Print all the entries verbatim.

Raw data:
____________
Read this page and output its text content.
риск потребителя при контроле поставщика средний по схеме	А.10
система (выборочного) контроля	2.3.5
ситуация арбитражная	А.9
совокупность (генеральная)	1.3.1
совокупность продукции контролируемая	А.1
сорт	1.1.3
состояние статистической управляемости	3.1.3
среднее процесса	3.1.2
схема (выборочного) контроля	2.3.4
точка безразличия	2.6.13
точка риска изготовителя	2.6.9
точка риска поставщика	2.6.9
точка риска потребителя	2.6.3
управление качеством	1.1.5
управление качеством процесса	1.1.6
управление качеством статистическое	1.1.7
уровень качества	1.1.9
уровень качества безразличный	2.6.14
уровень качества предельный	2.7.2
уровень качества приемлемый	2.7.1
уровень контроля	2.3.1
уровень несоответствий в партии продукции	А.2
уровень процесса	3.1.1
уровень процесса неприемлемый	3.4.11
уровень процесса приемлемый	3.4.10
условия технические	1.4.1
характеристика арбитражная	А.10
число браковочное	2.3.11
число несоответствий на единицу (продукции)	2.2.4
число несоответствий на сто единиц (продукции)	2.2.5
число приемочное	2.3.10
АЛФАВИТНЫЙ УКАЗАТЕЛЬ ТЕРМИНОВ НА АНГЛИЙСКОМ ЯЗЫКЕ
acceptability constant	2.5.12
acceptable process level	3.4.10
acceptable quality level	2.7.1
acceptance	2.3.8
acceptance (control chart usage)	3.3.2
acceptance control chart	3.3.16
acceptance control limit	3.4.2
____________
The output:
Read this page and output its text content.
риск потребителя при контроле поставщика средний по схеме	А.10
система (выборочного) контроля	2.3.5
ситуация арбитражная	А.9
совокупность (генеральная)	1.3.1
совокупность продукции контролируемая	А.1
сорт	1.1.3
состояние статистической управляемости	3.1.3
среднее процесса	3.1.2
схема (выборочного) контроля	2.3.4
точка безразличия	2.6.13
точка риска изготовителя	2.6.9
точка риска поставщика	2.6.9
точка риска потребителя	2.6.3
управление качеством	1.1.5
управление качеством процесса	1.1.6
управление качеством статистическое	1.1.7
уровень качества	1.1.9
уровень качества безразличный	2.6.14
уровень качества предельный	2.7.2
уровень качества приемлемый	2.7.1
уровень контроля	2.3.1
уровень несоответствий в партии продукции	А.2
уровень процесса	3.1.1
уровень процесса неприемлемый	3.4.11
уровень процесса приемлемый	3.4.10
условия технические	1.4.1
характеристика арбитражная	А.10
число браковочное	2.3.11
число несоответствий на единицу (продукции)	2.2.4
число несоответствий на сто единиц (продукции)	2.2.5
число приемочное	2.3.10
АЛФАВИТНЫЙ УКАЗАТЕЛЬ ТЕРМИНОВ НА АНГЛИЙСКОМ ЯЗЫКЕ
acceptability constant	2.5.12
acceptable process level	3.4.10
acceptable quality level	2.7.1
acceptance	2.3.8
acceptance (control chart usage)	3.3.2
acceptance control chart	3.3.16
acceptance control limit	3.4.2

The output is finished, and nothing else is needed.